● THE TASK
From the entries below, copy every line that holds the word "kind".

[Items listed in a dataset]
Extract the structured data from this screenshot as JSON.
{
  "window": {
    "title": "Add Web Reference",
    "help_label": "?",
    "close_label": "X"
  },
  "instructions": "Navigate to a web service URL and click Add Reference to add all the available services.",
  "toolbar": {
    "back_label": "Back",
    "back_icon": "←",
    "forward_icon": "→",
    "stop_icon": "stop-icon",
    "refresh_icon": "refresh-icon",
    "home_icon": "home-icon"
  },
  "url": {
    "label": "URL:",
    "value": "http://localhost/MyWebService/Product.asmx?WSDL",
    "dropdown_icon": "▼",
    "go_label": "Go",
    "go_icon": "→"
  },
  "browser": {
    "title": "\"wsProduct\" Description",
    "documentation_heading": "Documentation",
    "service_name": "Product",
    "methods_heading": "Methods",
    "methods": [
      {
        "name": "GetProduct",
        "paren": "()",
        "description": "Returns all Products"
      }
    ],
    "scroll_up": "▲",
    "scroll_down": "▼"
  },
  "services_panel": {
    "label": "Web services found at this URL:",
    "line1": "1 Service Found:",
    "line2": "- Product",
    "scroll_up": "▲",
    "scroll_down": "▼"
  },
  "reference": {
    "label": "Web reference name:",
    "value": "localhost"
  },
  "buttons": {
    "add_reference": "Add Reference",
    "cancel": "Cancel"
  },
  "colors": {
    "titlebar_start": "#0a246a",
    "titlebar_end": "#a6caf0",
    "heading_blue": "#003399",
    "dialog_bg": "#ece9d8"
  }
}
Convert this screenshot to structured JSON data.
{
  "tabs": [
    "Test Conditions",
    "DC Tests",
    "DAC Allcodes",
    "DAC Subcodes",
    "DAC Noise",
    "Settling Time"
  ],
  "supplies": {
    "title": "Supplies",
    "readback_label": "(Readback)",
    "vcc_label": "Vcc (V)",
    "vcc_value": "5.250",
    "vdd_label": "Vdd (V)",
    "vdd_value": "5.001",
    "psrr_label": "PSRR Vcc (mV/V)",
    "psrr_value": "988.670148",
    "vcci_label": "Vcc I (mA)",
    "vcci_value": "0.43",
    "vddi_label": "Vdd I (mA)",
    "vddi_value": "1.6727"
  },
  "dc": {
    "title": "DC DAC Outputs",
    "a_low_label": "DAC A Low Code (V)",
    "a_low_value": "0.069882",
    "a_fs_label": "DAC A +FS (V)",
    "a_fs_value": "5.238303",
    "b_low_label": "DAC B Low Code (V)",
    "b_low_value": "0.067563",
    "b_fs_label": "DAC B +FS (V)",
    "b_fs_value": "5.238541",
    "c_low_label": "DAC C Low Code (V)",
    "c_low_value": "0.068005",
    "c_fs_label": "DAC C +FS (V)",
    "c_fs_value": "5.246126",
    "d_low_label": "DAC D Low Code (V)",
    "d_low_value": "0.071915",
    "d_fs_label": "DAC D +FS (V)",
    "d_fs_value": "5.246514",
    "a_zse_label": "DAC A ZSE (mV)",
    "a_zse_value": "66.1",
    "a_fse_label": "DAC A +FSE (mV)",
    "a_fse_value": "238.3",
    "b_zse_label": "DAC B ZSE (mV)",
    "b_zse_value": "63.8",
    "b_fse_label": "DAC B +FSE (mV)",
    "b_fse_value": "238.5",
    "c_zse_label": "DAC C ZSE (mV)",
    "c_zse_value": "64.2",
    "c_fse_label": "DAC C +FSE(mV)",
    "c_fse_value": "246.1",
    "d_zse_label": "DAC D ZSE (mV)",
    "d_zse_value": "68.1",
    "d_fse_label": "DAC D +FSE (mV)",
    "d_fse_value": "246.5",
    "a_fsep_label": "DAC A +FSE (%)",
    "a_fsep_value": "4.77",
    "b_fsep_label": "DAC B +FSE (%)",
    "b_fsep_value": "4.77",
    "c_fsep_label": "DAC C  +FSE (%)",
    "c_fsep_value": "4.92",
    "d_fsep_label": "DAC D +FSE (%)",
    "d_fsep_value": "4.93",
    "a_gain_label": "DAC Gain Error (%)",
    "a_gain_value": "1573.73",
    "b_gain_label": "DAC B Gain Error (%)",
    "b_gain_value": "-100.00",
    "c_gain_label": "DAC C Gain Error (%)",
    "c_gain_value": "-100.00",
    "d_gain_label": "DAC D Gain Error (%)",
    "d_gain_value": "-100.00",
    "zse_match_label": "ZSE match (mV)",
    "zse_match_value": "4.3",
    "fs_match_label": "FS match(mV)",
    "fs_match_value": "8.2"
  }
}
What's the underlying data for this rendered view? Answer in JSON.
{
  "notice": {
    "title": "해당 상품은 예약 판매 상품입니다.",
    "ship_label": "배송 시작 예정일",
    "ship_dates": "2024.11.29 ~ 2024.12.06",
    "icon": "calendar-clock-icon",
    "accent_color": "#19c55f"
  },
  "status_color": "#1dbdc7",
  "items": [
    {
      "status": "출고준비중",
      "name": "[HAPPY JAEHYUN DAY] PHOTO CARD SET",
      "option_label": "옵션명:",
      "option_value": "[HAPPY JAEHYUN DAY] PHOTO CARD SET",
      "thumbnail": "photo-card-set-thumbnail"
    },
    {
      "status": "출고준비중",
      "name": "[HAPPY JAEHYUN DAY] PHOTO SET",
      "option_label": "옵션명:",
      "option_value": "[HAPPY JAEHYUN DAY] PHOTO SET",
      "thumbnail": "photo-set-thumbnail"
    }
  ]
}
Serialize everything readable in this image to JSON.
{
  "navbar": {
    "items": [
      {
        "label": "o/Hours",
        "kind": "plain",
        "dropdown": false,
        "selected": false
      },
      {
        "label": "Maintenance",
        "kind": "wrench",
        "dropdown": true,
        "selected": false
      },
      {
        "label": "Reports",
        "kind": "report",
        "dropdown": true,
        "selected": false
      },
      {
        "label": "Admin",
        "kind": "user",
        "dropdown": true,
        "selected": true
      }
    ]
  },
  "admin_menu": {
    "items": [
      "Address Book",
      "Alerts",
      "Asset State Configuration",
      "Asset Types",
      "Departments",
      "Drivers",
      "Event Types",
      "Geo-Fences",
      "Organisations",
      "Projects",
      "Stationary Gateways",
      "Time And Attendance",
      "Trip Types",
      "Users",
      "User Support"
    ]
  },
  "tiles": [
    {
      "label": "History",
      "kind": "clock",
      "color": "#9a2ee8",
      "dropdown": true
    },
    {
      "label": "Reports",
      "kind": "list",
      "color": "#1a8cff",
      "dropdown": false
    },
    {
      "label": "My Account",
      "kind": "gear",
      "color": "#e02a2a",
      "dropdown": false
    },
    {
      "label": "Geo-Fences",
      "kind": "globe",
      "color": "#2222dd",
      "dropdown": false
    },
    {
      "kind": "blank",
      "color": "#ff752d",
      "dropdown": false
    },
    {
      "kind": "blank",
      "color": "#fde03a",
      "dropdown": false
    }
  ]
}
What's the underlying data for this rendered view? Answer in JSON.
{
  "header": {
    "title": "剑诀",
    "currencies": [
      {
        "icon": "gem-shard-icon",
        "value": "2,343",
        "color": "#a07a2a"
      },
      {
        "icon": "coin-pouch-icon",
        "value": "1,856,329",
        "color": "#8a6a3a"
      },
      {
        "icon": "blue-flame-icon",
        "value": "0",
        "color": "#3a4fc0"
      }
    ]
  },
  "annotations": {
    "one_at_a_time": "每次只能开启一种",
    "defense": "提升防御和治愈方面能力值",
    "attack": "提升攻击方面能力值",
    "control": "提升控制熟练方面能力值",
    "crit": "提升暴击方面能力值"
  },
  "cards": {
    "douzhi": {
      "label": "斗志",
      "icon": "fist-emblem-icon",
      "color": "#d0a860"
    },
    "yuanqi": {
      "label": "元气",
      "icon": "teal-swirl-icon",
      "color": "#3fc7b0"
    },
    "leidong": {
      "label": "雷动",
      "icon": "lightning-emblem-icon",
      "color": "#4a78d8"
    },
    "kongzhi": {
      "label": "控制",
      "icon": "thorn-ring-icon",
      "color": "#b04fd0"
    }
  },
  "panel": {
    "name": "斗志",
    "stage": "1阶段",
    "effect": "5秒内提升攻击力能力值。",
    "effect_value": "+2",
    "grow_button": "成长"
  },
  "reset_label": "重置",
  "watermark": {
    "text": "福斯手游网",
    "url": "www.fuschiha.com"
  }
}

● RESPONSE
        "kind": "plain",
        "kind": "wrench",
        "kind": "report",
        "kind": "user",
      "kind": "clock",
      "kind": "list",
      "kind": "gear",
      "kind": "globe",
      "kind": "blank",
      "kind": "blank",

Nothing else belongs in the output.